-- start --

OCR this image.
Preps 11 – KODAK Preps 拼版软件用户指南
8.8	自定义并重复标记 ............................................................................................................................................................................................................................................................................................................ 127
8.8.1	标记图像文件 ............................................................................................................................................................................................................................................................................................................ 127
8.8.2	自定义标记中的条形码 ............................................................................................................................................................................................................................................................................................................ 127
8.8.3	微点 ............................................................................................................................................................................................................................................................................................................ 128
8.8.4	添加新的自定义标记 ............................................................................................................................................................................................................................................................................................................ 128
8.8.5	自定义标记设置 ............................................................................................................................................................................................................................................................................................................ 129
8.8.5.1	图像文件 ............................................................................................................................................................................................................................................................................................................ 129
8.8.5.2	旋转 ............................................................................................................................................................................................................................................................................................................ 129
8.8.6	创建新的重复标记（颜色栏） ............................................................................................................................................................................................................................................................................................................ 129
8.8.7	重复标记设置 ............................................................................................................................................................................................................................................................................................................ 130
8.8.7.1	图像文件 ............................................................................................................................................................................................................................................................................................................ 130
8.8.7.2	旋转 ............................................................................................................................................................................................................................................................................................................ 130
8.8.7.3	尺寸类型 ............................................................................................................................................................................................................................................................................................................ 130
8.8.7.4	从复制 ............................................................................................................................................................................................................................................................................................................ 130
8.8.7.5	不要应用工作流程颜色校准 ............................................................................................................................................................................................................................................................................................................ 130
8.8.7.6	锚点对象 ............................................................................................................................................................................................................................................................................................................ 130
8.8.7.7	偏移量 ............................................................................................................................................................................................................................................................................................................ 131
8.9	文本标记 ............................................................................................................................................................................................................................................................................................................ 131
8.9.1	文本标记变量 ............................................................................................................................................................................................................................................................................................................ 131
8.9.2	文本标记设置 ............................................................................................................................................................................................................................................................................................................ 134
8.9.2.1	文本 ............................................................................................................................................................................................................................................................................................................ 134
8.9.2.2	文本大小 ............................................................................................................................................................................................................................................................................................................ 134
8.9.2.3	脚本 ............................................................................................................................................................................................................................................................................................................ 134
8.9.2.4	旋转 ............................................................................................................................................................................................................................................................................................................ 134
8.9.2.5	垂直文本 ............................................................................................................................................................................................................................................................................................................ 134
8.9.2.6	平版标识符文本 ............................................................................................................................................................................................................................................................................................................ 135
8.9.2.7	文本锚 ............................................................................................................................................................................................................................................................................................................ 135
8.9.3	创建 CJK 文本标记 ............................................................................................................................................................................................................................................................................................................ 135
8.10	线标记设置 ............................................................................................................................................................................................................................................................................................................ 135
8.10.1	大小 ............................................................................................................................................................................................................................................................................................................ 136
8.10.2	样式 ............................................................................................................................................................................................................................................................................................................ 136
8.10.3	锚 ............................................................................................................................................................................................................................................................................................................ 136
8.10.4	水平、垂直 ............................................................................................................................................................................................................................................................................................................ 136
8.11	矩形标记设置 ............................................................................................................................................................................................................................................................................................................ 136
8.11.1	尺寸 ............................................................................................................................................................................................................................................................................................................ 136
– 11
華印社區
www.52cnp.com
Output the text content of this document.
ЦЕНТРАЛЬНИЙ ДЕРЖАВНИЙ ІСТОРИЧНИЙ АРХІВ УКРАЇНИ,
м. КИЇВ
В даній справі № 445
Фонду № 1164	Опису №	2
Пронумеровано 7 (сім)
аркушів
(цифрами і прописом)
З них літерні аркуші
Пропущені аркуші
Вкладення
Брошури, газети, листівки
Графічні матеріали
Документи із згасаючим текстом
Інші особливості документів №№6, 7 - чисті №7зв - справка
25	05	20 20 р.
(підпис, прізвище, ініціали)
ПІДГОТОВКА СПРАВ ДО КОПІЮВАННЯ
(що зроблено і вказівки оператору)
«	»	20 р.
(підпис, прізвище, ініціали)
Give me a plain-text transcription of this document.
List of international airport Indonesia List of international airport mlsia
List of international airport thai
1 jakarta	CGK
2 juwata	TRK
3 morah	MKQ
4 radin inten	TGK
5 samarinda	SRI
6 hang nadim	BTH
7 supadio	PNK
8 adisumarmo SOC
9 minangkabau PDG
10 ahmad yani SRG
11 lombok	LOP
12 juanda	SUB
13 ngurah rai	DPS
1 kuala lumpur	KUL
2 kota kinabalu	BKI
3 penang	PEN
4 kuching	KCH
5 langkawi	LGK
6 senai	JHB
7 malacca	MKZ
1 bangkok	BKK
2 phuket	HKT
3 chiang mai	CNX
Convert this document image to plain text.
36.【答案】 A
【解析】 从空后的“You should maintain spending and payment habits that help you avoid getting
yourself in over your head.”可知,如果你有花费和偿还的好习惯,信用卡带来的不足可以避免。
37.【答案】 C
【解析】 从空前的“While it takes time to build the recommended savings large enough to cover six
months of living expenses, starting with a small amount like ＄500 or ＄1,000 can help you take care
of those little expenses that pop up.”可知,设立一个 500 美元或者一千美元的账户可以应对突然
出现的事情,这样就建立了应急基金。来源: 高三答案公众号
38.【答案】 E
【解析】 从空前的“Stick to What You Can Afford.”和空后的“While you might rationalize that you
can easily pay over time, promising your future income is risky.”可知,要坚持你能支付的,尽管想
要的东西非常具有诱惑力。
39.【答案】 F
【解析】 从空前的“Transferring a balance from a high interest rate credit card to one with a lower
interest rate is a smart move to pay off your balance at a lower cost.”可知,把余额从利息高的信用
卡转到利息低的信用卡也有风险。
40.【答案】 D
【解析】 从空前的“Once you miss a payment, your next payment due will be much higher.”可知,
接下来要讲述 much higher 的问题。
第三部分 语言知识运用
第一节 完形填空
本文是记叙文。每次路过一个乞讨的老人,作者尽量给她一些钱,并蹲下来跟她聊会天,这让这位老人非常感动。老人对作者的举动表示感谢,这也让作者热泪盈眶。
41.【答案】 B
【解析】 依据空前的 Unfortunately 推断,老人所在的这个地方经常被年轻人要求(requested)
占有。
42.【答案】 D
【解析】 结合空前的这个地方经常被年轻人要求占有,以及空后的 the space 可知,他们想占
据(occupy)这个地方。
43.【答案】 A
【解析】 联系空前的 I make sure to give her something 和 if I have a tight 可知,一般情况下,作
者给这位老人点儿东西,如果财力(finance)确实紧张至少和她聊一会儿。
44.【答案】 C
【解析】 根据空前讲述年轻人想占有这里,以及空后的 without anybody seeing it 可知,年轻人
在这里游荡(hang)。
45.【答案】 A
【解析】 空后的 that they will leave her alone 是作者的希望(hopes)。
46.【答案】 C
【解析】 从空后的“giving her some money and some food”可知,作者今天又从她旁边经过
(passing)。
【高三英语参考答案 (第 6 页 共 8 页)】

-- end --

## Aim of the task
Repeat the material in full, exactly as it stands.

## Answer for this exercise
OCR this image.
Preps 11 – KODAK Preps 拼版软件用户指南
8.8	自定义并重复标记 ............................................................................................................................................................................................................................................................................................................ 127
8.8.1	标记图像文件 ............................................................................................................................................................................................................................................................................................................ 127
8.8.2	自定义标记中的条形码 ............................................................................................................................................................................................................................................................................................................ 127
8.8.3	微点 ............................................................................................................................................................................................................................................................................................................ 128
8.8.4	添加新的自定义标记 ............................................................................................................................................................................................................................................................................................................ 128
8.8.5	自定义标记设置 ............................................................................................................................................................................................................................................................................................................ 129
8.8.5.1	图像文件 ............................................................................................................................................................................................................................................................................................................ 129
8.8.5.2	旋转 ............................................................................................................................................................................................................................................................................................................ 129
8.8.6	创建新的重复标记（颜色栏） ............................................................................................................................................................................................................................................................................................................ 129
8.8.7	重复标记设置 ............................................................................................................................................................................................................................................................................................................ 130
8.8.7.1	图像文件 ............................................................................................................................................................................................................................................................................................................ 130
8.8.7.2	旋转 ............................................................................................................................................................................................................................................................................................................ 130
8.8.7.3	尺寸类型 ............................................................................................................................................................................................................................................................................................................ 130
8.8.7.4	从复制 ............................................................................................................................................................................................................................................................................................................ 130
8.8.7.5	不要应用工作流程颜色校准 ............................................................................................................................................................................................................................................................................................................ 130
8.8.7.6	锚点对象 ............................................................................................................................................................................................................................................................................................................ 130
8.8.7.7	偏移量 ............................................................................................................................................................................................................................................................................................................ 131
8.9	文本标记 ............................................................................................................................................................................................................................................................................................................ 131
8.9.1	文本标记变量 ............................................................................................................................................................................................................................................................................................................ 131
8.9.2	文本标记设置 ............................................................................................................................................................................................................................................................................................................ 134
8.9.2.1	文本 ............................................................................................................................................................................................................................................................................................................ 134
8.9.2.2	文本大小 ............................................................................................................................................................................................................................................................................................................ 134
8.9.2.3	脚本 ............................................................................................................................................................................................................................................................................................................ 134
8.9.2.4	旋转 ............................................................................................................................................................................................................................................................................................................ 134
8.9.2.5	垂直文本 ............................................................................................................................................................................................................................................................................................................ 134
8.9.2.6	平版标识符文本 ............................................................................................................................................................................................................................................................................................................ 135
8.9.2.7	文本锚 ............................................................................................................................................................................................................................................................................................................ 135
8.9.3	创建 CJK 文本标记 ............................................................................................................................................................................................................................................................................................................ 135
8.10	线标记设置 ............................................................................................................................................................................................................................................................................................................ 135
8.10.1	大小 ............................................................................................................................................................................................................................................................................................................ 136
8.10.2	样式 ............................................................................................................................................................................................................................................................................................................ 136
8.10.3	锚 ............................................................................................................................................................................................................................................................................................................ 136
8.10.4	水平、垂直 ............................................................................................................................................................................................................................................................................................................ 136
8.11	矩形标记设置 ............................................................................................................................................................................................................................................................................................................ 136
8.11.1	尺寸 ............................................................................................................................................................................................................................................................................................................ 136
– 11
華印社區
www.52cnp.com
Output the text content of this document.
ЦЕНТРАЛЬНИЙ ДЕРЖАВНИЙ ІСТОРИЧНИЙ АРХІВ УКРАЇНИ,
м. КИЇВ
В даній справі № 445
Фонду № 1164	Опису №	2
Пронумеровано 7 (сім)
аркушів
(цифрами і прописом)
З них літерні аркуші
Пропущені аркуші
Вкладення
Брошури, газети, листівки
Графічні матеріали
Документи із згасаючим текстом
Інші особливості документів №№6, 7 - чисті №7зв - справка
25	05	20 20 р.
(підпис, прізвище, ініціали)
ПІДГОТОВКА СПРАВ ДО КОПІЮВАННЯ
(що зроблено і вказівки оператору)
«	»	20 р.
(підпис, прізвище, ініціали)
Give me a plain-text transcription of this document.
List of international airport Indonesia List of international airport mlsia
List of international airport thai
1 jakarta	CGK
2 juwata	TRK
3 morah	MKQ
4 radin inten	TGK
5 samarinda	SRI
6 hang nadim	BTH
7 supadio	PNK
8 adisumarmo SOC
9 minangkabau PDG
10 ahmad yani SRG
11 lombok	LOP
12 juanda	SUB
13 ngurah rai	DPS
1 kuala lumpur	KUL
2 kota kinabalu	BKI
3 penang	PEN
4 kuching	KCH
5 langkawi	LGK
6 senai	JHB
7 malacca	MKZ
1 bangkok	BKK
2 phuket	HKT
3 chiang mai	CNX
Convert this document image to plain text.
36.【答案】 A
【解析】 从空后的“You should maintain spending and payment habits that help you avoid getting
yourself in over your head.”可知,如果你有花费和偿还的好习惯,信用卡带来的不足可以避免。
37.【答案】 C
【解析】 从空前的“While it takes time to build the recommended savings large enough to cover six
months of living expenses, starting with a small amount like ＄500 or ＄1,000 can help you take care
of those little expenses that pop up.”可知,设立一个 500 美元或者一千美元的账户可以应对突然
出现的事情,这样就建立了应急基金。来源: 高三答案公众号
38.【答案】 E
【解析】 从空前的“Stick to What You Can Afford.”和空后的“While you might rationalize that you
can easily pay over time, promising your future income is risky.”可知,要坚持你能支付的,尽管想
要的东西非常具有诱惑力。
39.【答案】 F
【解析】 从空前的“Transferring a balance from a high interest rate credit card to one with a lower
interest rate is a smart move to pay off your balance at a lower cost.”可知,把余额从利息高的信用
卡转到利息低的信用卡也有风险。
40.【答案】 D
【解析】 从空前的“Once you miss a payment, your next payment due will be much higher.”可知,
接下来要讲述 much higher 的问题。
第三部分 语言知识运用
第一节 完形填空
本文是记叙文。每次路过一个乞讨的老人,作者尽量给她一些钱,并蹲下来跟她聊会天,这让这位老人非常感动。老人对作者的举动表示感谢,这也让作者热泪盈眶。
41.【答案】 B
【解析】 依据空前的 Unfortunately 推断,老人所在的这个地方经常被年轻人要求(requested)
占有。
42.【答案】 D
【解析】 结合空前的这个地方经常被年轻人要求占有,以及空后的 the space 可知,他们想占
据(occupy)这个地方。
43.【答案】 A
【解析】 联系空前的 I make sure to give her something 和 if I have a tight 可知,一般情况下,作
者给这位老人点儿东西,如果财力(finance)确实紧张至少和她聊一会儿。
44.【答案】 C
【解析】 根据空前讲述年轻人想占有这里,以及空后的 without anybody seeing it 可知,年轻人
在这里游荡(hang)。
45.【答案】 A
【解析】 空后的 that they will leave her alone 是作者的希望(hopes)。
46.【答案】 C
【解析】 从空后的“giving her some money and some food”可知,作者今天又从她旁边经过
(passing)。
【高三英语参考答案 (第 6 页 共 8 页)】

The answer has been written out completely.